To do » Your task is to give the number of lines in the listing that include "text", and nothing else.

Data supplied »
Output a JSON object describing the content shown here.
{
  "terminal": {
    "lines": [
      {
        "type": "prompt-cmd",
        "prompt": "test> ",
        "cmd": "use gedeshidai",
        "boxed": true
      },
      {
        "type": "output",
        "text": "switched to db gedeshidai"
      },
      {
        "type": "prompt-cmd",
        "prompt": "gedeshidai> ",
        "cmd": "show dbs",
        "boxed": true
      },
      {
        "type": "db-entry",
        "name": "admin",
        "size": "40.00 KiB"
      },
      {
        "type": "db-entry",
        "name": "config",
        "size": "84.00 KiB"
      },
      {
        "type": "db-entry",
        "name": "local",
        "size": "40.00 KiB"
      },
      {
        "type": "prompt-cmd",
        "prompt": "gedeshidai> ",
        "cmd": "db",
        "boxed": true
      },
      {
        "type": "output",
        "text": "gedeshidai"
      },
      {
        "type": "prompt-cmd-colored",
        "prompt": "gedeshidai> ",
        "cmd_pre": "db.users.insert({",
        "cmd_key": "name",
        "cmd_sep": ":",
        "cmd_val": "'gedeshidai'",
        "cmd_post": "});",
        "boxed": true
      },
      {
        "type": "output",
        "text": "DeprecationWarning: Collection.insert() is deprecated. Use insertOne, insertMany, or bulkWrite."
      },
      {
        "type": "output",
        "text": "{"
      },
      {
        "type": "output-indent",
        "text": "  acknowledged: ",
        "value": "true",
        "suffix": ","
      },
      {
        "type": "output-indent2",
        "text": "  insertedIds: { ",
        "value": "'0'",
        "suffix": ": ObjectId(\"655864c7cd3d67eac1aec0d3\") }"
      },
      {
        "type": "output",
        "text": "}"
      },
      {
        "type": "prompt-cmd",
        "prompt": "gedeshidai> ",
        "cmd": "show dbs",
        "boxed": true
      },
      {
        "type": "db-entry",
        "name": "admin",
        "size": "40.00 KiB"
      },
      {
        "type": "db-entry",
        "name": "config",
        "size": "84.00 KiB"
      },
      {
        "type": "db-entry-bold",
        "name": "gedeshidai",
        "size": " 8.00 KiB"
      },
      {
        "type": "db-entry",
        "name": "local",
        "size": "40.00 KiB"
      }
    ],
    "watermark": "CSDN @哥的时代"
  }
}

Full output » 7